**GIVEN RECORDS**
________________

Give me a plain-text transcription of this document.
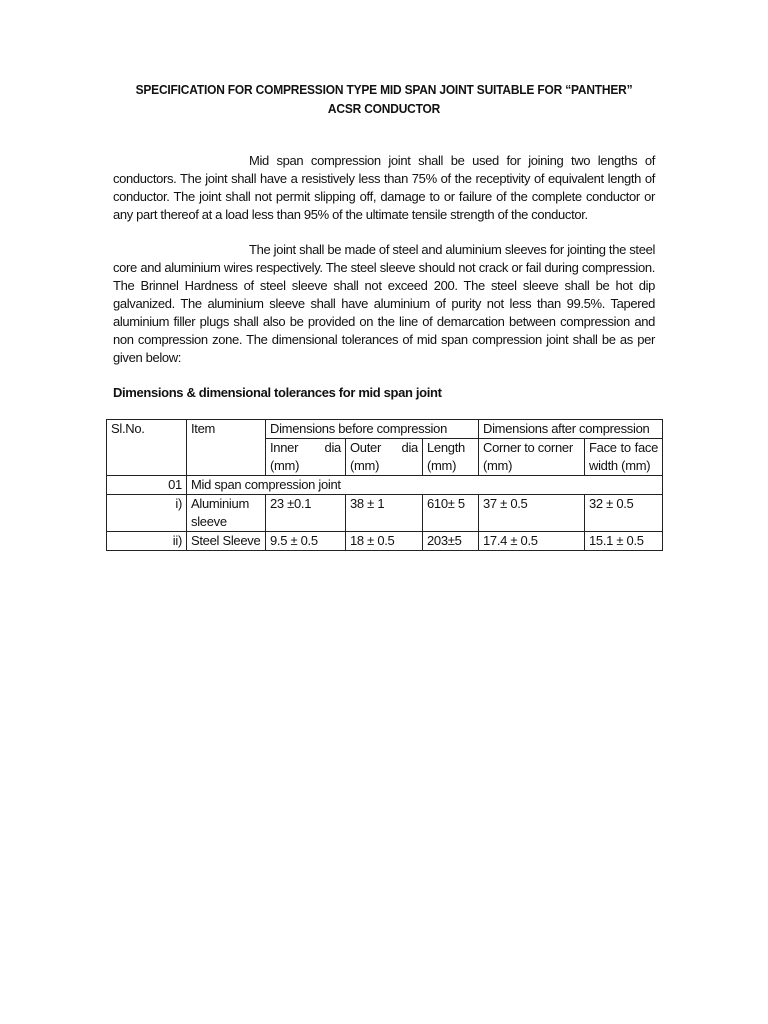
SPECIFICATION FOR COMPRESSION TYPE MID SPAN JOINT SUITABLE FOR “PANTHER”
ACSR CONDUCTOR
Mid span compression joint shall be used for joining two lengths of conductors. The joint shall have a resistively less than 75% of the receptivity of equivalent length of conductor. The joint shall not permit slipping off, damage to or failure of the complete conductor or any part thereof at a load less than 95% of the ultimate tensile strength of the conductor.
The joint shall be made of steel and aluminium sleeves for jointing the steel core and aluminium wires respectively. The steel sleeve should not crack or fail during compression. The Brinnel Hardness of steel sleeve shall not exceed 200. The steel sleeve shall be hot dip galvanized. The aluminium sleeve shall have aluminium of purity not less than 99.5%. Tapered aluminium filler plugs shall also be provided on the line of demarcation between compression and non compression zone. The dimensional tolerances of mid span compression joint shall be as per given below:
Dimensions & dimensional tolerances for mid span joint
Sl.No.	Item	Dimensions before compression			Dimensions after compression	
		Inner dia (mm)	Outer dia (mm)	Length (mm)	Corner to corner (mm)	Face to face width (mm)
01	Mid span compression joint					
i)	Aluminium sleeve	23 ±0.1	38 ± 1	610± 5	37 ± 0.5	32 ± 0.5
ii)	Steel Sleeve	9.5 ± 0.5	18 ± 0.5	203±5	17.4 ± 0.5	15.1 ± 0.5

________________

With the pictures omitted, reproduce the records in full and exactly.

Give me a plain-text transcription of this document.
SPECIFICATION FOR COMPRESSION TYPE MID SPAN JOINT SUITABLE FOR “PANTHER”
ACSR CONDUCTOR
Mid span compression joint shall be used for joining two lengths of conductors. The joint shall have a resistively less than 75% of the receptivity of equivalent length of conductor. The joint shall not permit slipping off, damage to or failure of the complete conductor or any part thereof at a load less than 95% of the ultimate tensile strength of the conductor.
The joint shall be made of steel and aluminium sleeves for jointing the steel core and aluminium wires respectively. The steel sleeve should not crack or fail during compression. The Brinnel Hardness of steel sleeve shall not exceed 200. The steel sleeve shall be hot dip galvanized. The aluminium sleeve shall have aluminium of purity not less than 99.5%. Tapered aluminium filler plugs shall also be provided on the line of demarcation between compression and non compression zone. The dimensional tolerances of mid span compression joint shall be as per given below:
Dimensions & dimensional tolerances for mid span joint
Sl.No.	Item	Dimensions before compression			Dimensions after compression	
		Inner dia (mm)	Outer dia (mm)	Length (mm)	Corner to corner (mm)	Face to face width (mm)
01	Mid span compression joint					
i)	Aluminium sleeve	23 ±0.1	38 ± 1	610± 5	37 ± 0.5	32 ± 0.5
ii)	Steel Sleeve	9.5 ± 0.5	18 ± 0.5	203±5	17.4 ± 0.5	15.1 ± 0.5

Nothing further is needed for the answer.